=== Required work ===
Extract every record, exactly as written, and ignore the pictures.

Extracted records:
* * * *
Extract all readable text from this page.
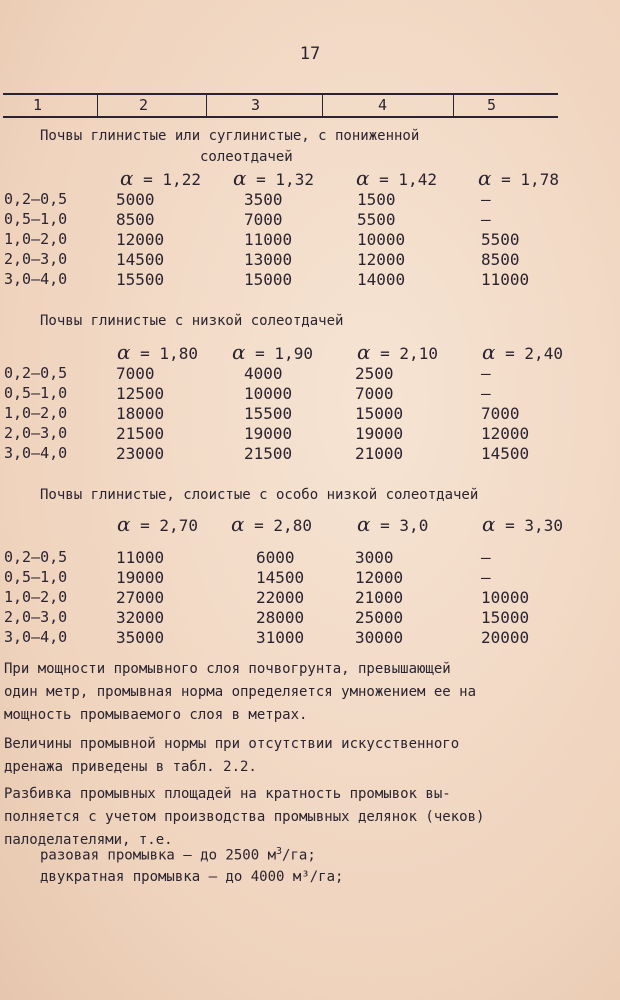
17
1	2	3	4	5
Почвы глинистые или суглинистые, с пониженной
солеотдачей
α = 1,22 α = 1,32 α = 1,42 α = 1,78
0,2–0,5	5000	3500	1500	–
0,5–1,0	8500	7000	5500	–
1,0–2,0	12000	11000	10000	5500
2,0–3,0	14500	13000	12000	8500
3,0–4,0	15500	15000	14000	11000
α = 1,80 α = 1,90 α = 2,10 α = 2,40
0,2–0,5	7000	4000	2500	–
0,5–1,0	12500	10000	7000	–
1,0–2,0	18000	15500	15000	7000
2,0–3,0	21500	19000	19000	12000
3,0–4,0	23000	21500	21000	14500
α = 2,70 α = 2,80 α = 3,0	α = 3,30
0,2–0,5	11000	6000	3000	–
0,5–1,0	19000	14500	12000	–
1,0–2,0	27000	22000	21000	10000
2,0–3,0	32000	28000	25000	15000
3,0–4,0	35000	31000	30000	20000
Почвы глинистые с низкой солеотдачей
Почвы глинистые, слоистые с особо низкой солеотдачей
При мощности промывного слоя почвогрунта, превышающей
один метр, промывная норма определяется умножением ее на
мощность промываемого слоя в метрах.
Величины промывной нормы при отсутствии искусственного
дренажа приведены в табл. 2.2.
Разбивка промывных площадей на кратность промывок вы-
полняется с учетом производства промывных делянок (чеков)
палоделателями, т.е.
разовая промывка – до 2500 $м^3/га$;
двукратная промывка – до 4000 м³/га;
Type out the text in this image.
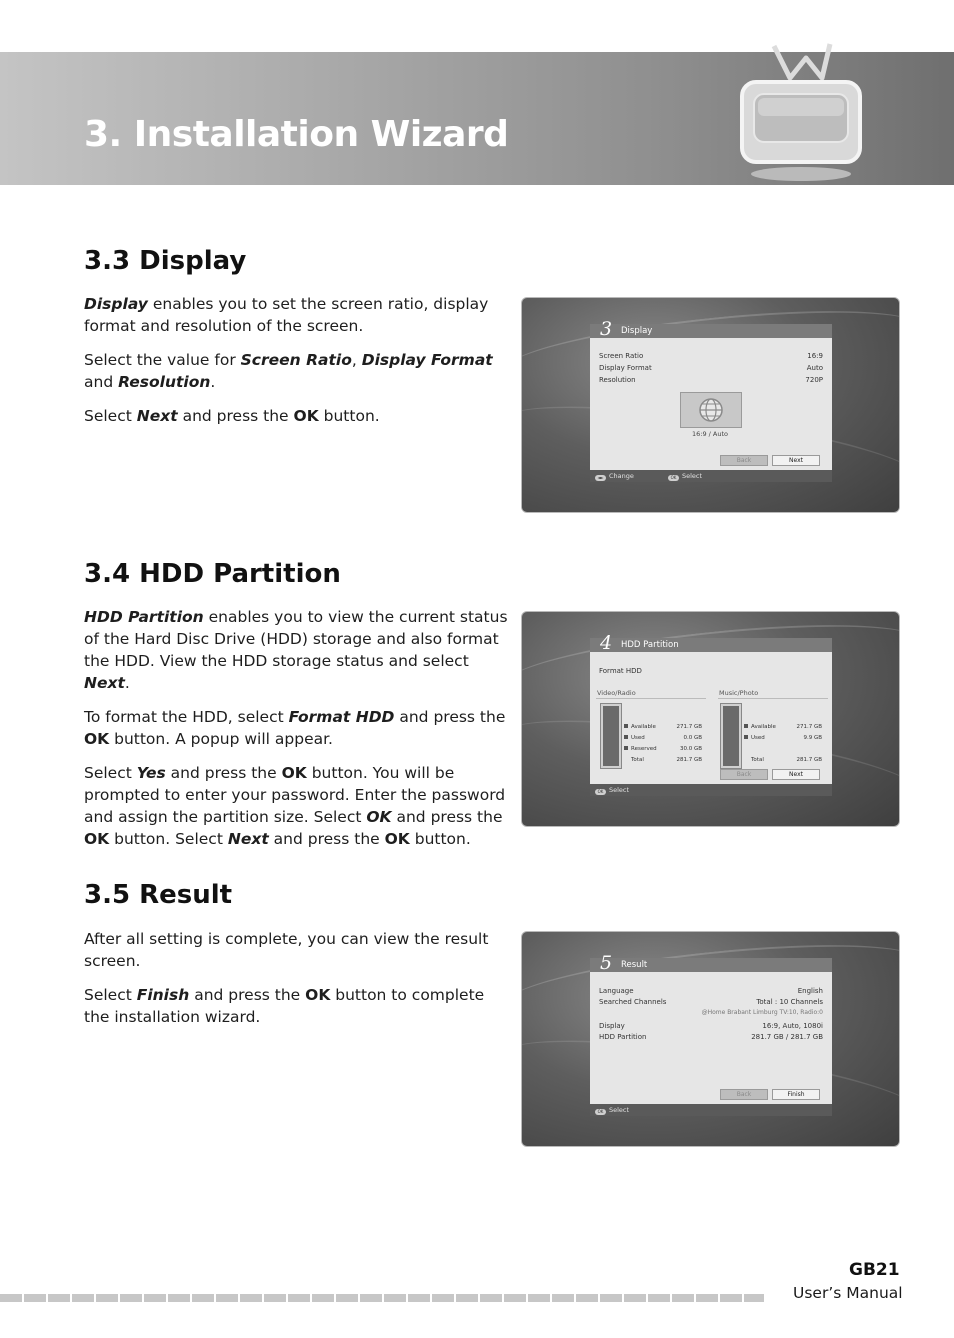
3. Installation Wizard
3.3 Display

Display enables you to set the screen ratio, display format and resolution of the screen.

Select the value for Screen Ratio, Display Format and Resolution.

Select Next and press the OK button.

3 Display
Screen Ratio	16:9
Display Format	Auto
Resolution	720P
16:9 / Auto
Back	Next
◄► Change	OK Select
3.4 HDD Partition

HDD Partition enables you to view the current status of the Hard Disc Drive (HDD) storage and also format the HDD. View the HDD storage status and select Next.

To format the HDD, select Format HDD and press the OK button. A popup will appear.

Select Yes and press the OK button. You will be prompted to enter your password. Enter the password and assign the partition size. Select OK and press the OK button. Select Next and press the OK button.

4 HDD Partition
Format HDD
Video/Radio	Music/Photo
Available	271.7 GB
Used	0.0 GB
Reserved	30.0 GB
Total	281.7 GB
Available	271.7 GB
Used	9.9 GB
Total	281.7 GB
Back	Next
OK Select
3.5 Result

After all setting is complete, you can view the result screen.

Select Finish and press the OK button to complete the installation wizard.

5 Result
Language	English
Searched Channels	Total : 10 Channels
@Home Brabant Limburg TV:10, Radio:0
Display	16:9, Auto, 1080i
HDD Partition	281.7 GB / 281.7 GB
Back	Finish
OK Select
GB21
User’s Manual
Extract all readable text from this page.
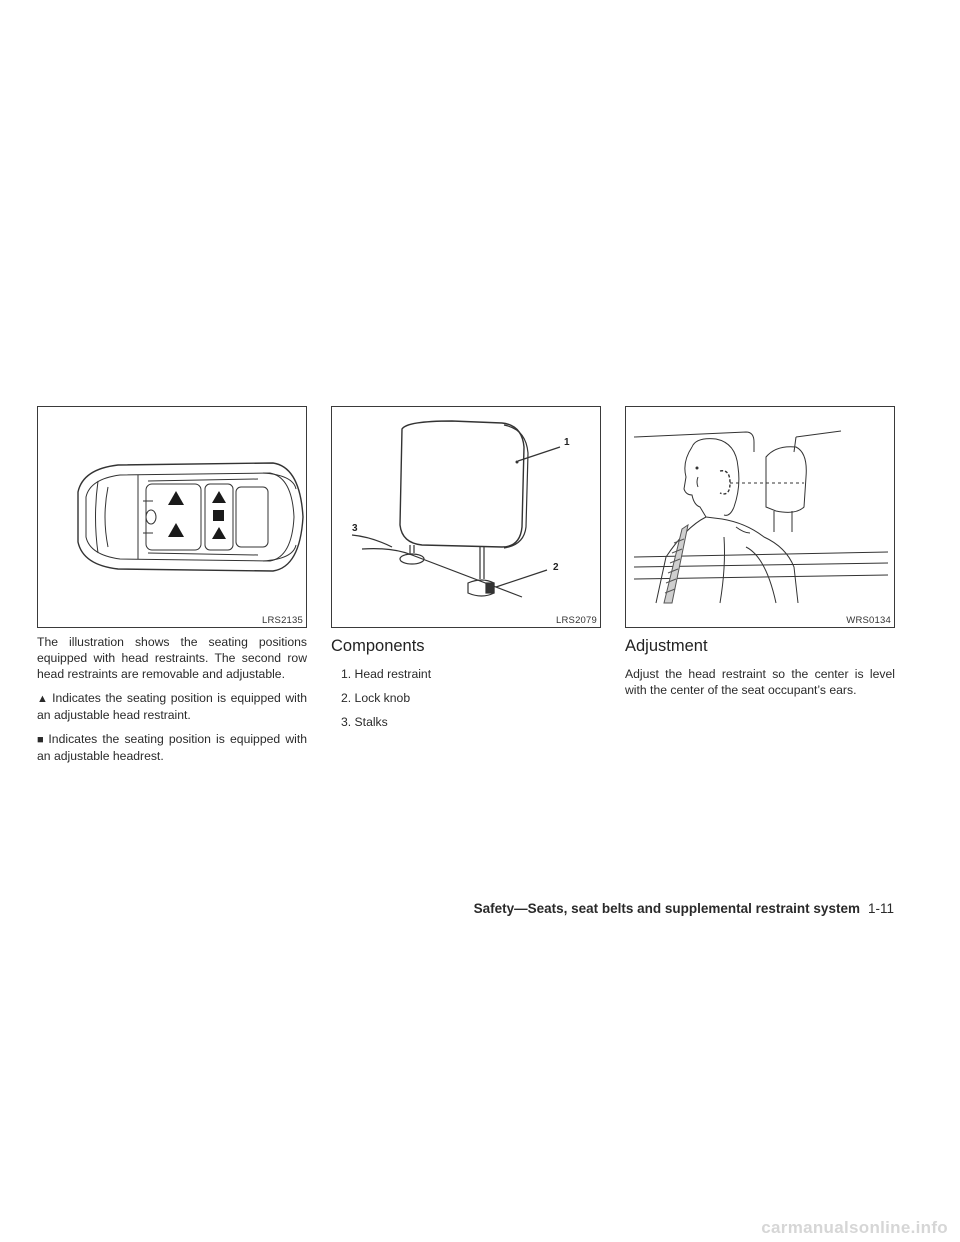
LRS2135
1
2
3
LRS2079	WRS0134

The illustration shows the seating positions equipped with head restraints. The second row head restraints are removable and adjustable.

▲ Indicates the seating position is equipped with an adjustable head restraint.

■ Indicates the seating position is equipped with an adjustable headrest.

Components
1. Head restraint
2. Lock knob
3. Stalks
Adjustment

Adjust the head restraint so the center is level with the center of the seat occupant’s ears.

Safety—Seats, seat belts and supplemental restraint system 1-11
carmanualsonline.info
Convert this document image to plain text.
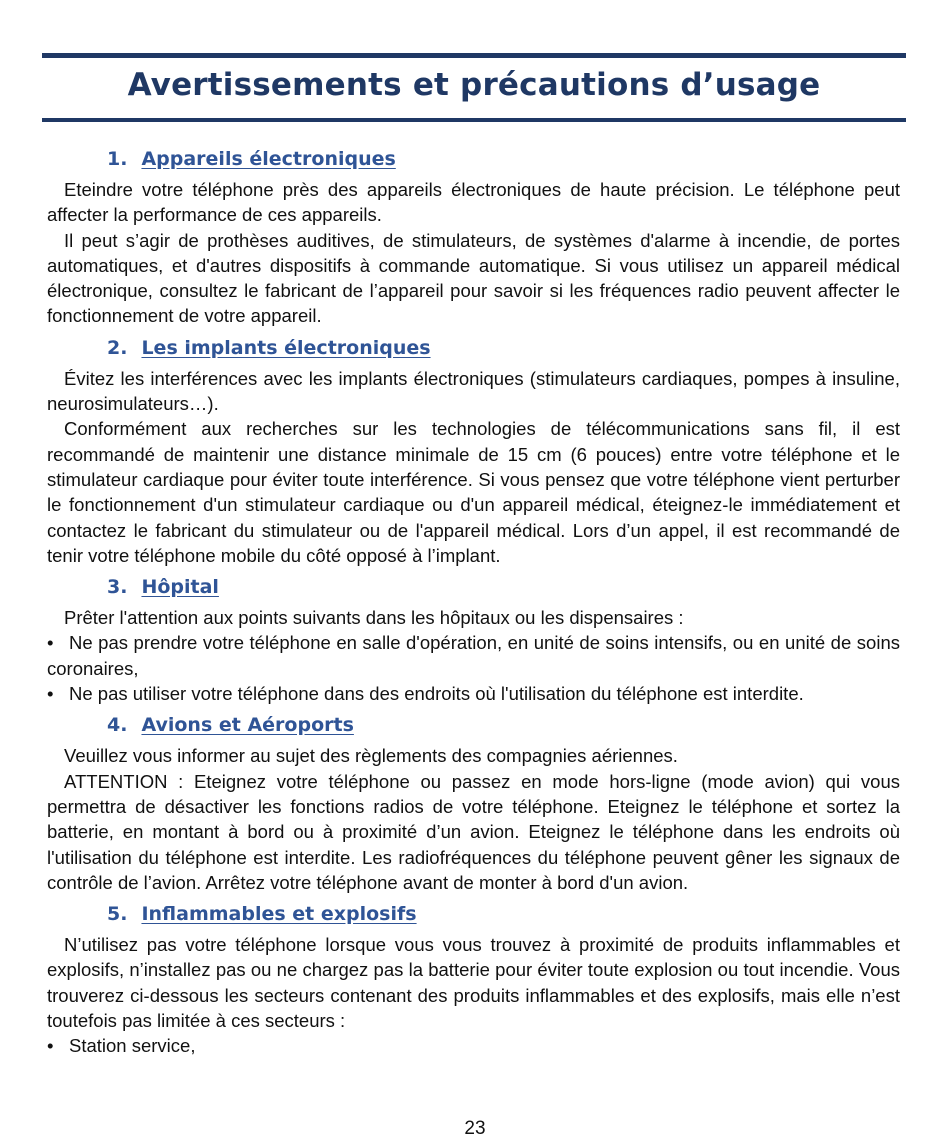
Avertissements et précautions d’usage
1. Appareils électroniques

Eteindre votre téléphone près des appareils électroniques de haute précision. Le téléphone peut affecter la performance de ces appareils.

Il peut s’agir de prothèses auditives, de stimulateurs, de systèmes d'alarme à incendie, de portes automatiques, et d'autres dispositifs à commande automatique. Si vous utilisez un appareil médical électronique, consultez le fabricant de l’appareil pour savoir si les fréquences radio peuvent affecter le fonctionnement de votre appareil.

2. Les implants électroniques

Évitez les interférences avec les implants électroniques (stimulateurs cardiaques, pompes à insuline, neurosimulateurs…).

Conformément aux recherches sur les technologies de télécommunications sans fil, il est recommandé de maintenir une distance minimale de 15 cm (6 pouces) entre votre téléphone et le stimulateur cardiaque pour éviter toute interférence. Si vous pensez que votre téléphone vient perturber le fonctionnement d'un stimulateur cardiaque ou d'un appareil médical, éteignez-le immédiatement et contactez le fabricant du stimulateur ou de l'appareil médical. Lors d’un appel, il est recommandé de tenir votre téléphone mobile du côté opposé à l’implant.

3. Hôpital

Prêter l'attention aux points suivants dans les hôpitaux ou les dispensaires :

• Ne pas prendre votre téléphone en salle d'opération, en unité de soins intensifs, ou en unité de soins coronaires,

• Ne pas utiliser votre téléphone dans des endroits où l'utilisation du téléphone est interdite.

4. Avions et Aéroports

Veuillez vous informer au sujet des règlements des compagnies aériennes.

ATTENTION : Eteignez votre téléphone ou passez en mode hors-ligne (mode avion) qui vous permettra de désactiver les fonctions radios de votre téléphone. Eteignez le téléphone et sortez la batterie, en montant à bord ou à proximité d’un avion. Eteignez le téléphone dans les endroits où l'utilisation du téléphone est interdite. Les radiofréquences du téléphone peuvent gêner les signaux de contrôle de l’avion. Arrêtez votre téléphone avant de monter à bord d'un avion.

5. Inflammables et explosifs

N’utilisez pas votre téléphone lorsque vous vous trouvez à proximité de produits inflammables et explosifs, n’installez pas ou ne chargez pas la batterie pour éviter toute explosion ou tout incendie. Vous trouverez ci-dessous les secteurs contenant des produits inflammables et des explosifs, mais elle n’est toutefois pas limitée à ces secteurs :

• Station service,

23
* * * *
=== The result ===
Extract all readable text from this page.
17
1	2	3	4	5
Почвы глинистые или суглинистые, с пониженной
солеотдачей
α = 1,22 α = 1,32 α = 1,42 α = 1,78
0,2–0,5	5000	3500	1500	–
0,5–1,0	8500	7000	5500	–
1,0–2,0	12000	11000	10000	5500
2,0–3,0	14500	13000	12000	8500
3,0–4,0	15500	15000	14000	11000
α = 1,80 α = 1,90 α = 2,10 α = 2,40
0,2–0,5	7000	4000	2500	–
0,5–1,0	12500	10000	7000	–
1,0–2,0	18000	15500	15000	7000
2,0–3,0	21500	19000	19000	12000
3,0–4,0	23000	21500	21000	14500
α = 2,70 α = 2,80 α = 3,0	α = 3,30
0,2–0,5	11000	6000	3000	–
0,5–1,0	19000	14500	12000	–
1,0–2,0	27000	22000	21000	10000
2,0–3,0	32000	28000	25000	15000
3,0–4,0	35000	31000	30000	20000
Почвы глинистые с низкой солеотдачей
Почвы глинистые, слоистые с особо низкой солеотдачей
При мощности промывного слоя почвогрунта, превышающей
один метр, промывная норма определяется умножением ее на
мощность промываемого слоя в метрах.
Величины промывной нормы при отсутствии искусственного
дренажа приведены в табл. 2.2.
Разбивка промывных площадей на кратность промывок вы-
полняется с учетом производства промывных делянок (чеков)
палоделателями, т.е.
разовая промывка – до 2500 $м^3/га$;
двукратная промывка – до 4000 м³/га;
Type out the text in this image.
3. Installation Wizard
3.3 Display

Display enables you to set the screen ratio, display format and resolution of the screen.

Select the value for Screen Ratio, Display Format and Resolution.

Select Next and press the OK button.

3 Display
Screen Ratio	16:9
Display Format	Auto
Resolution	720P
16:9 / Auto
Back	Next
◄► Change	OK Select
3.4 HDD Partition

HDD Partition enables you to view the current status of the Hard Disc Drive (HDD) storage and also format the HDD. View the HDD storage status and select Next.

To format the HDD, select Format HDD and press the OK button. A popup will appear.

Select Yes and press the OK button. You will be prompted to enter your password. Enter the password and assign the partition size. Select OK and press the OK button. Select Next and press the OK button.

4 HDD Partition
Format HDD
Video/Radio	Music/Photo
Available	271.7 GB
Used	0.0 GB
Reserved	30.0 GB
Total	281.7 GB
Available	271.7 GB
Used	9.9 GB
Total	281.7 GB
Back	Next
OK Select
3.5 Result

After all setting is complete, you can view the result screen.

Select Finish and press the OK button to complete the installation wizard.

5 Result
Language	English
Searched Channels	Total : 10 Channels
@Home Brabant Limburg TV:10, Radio:0
Display	16:9, Auto, 1080i
HDD Partition	281.7 GB / 281.7 GB
Back	Finish
OK Select
GB21
User’s Manual
Extract all readable text from this page.
LRS2135
1
2
3
LRS2079	WRS0134

The illustration shows the seating positions equipped with head restraints. The second row head restraints are removable and adjustable.

▲ Indicates the seating position is equipped with an adjustable head restraint.

■ Indicates the seating position is equipped with an adjustable headrest.

Components
1. Head restraint
2. Lock knob
3. Stalks
Adjustment

Adjust the head restraint so the center is level with the center of the seat occupant’s ears.

Safety—Seats, seat belts and supplemental restraint system 1-11
carmanualsonline.info
Convert this document image to plain text.
Avertissements et précautions d’usage
1. Appareils électroniques

Eteindre votre téléphone près des appareils électroniques de haute précision. Le téléphone peut affecter la performance de ces appareils.

Il peut s’agir de prothèses auditives, de stimulateurs, de systèmes d'alarme à incendie, de portes automatiques, et d'autres dispositifs à commande automatique. Si vous utilisez un appareil médical électronique, consultez le fabricant de l’appareil pour savoir si les fréquences radio peuvent affecter le fonctionnement de votre appareil.

2. Les implants électroniques

Évitez les interférences avec les implants électroniques (stimulateurs cardiaques, pompes à insuline, neurosimulateurs…).

Conformément aux recherches sur les technologies de télécommunications sans fil, il est recommandé de maintenir une distance minimale de 15 cm (6 pouces) entre votre téléphone et le stimulateur cardiaque pour éviter toute interférence. Si vous pensez que votre téléphone vient perturber le fonctionnement d'un stimulateur cardiaque ou d'un appareil médical, éteignez-le immédiatement et contactez le fabricant du stimulateur ou de l'appareil médical. Lors d’un appel, il est recommandé de tenir votre téléphone mobile du côté opposé à l’implant.

3. Hôpital

Prêter l'attention aux points suivants dans les hôpitaux ou les dispensaires :

• Ne pas prendre votre téléphone en salle d'opération, en unité de soins intensifs, ou en unité de soins coronaires,

• Ne pas utiliser votre téléphone dans des endroits où l'utilisation du téléphone est interdite.

4. Avions et Aéroports

Veuillez vous informer au sujet des règlements des compagnies aériennes.

ATTENTION : Eteignez votre téléphone ou passez en mode hors-ligne (mode avion) qui vous permettra de désactiver les fonctions radios de votre téléphone. Eteignez le téléphone et sortez la batterie, en montant à bord ou à proximité d’un avion. Eteignez le téléphone dans les endroits où l'utilisation du téléphone est interdite. Les radiofréquences du téléphone peuvent gêner les signaux de contrôle de l’avion. Arrêtez votre téléphone avant de monter à bord d'un avion.

5. Inflammables et explosifs

N’utilisez pas votre téléphone lorsque vous vous trouvez à proximité de produits inflammables et explosifs, n’installez pas ou ne chargez pas la batterie pour éviter toute explosion ou tout incendie. Vous trouverez ci-dessous les secteurs contenant des produits inflammables et des explosifs, mais elle n’est toutefois pas limitée à ces secteurs :

• Station service,

23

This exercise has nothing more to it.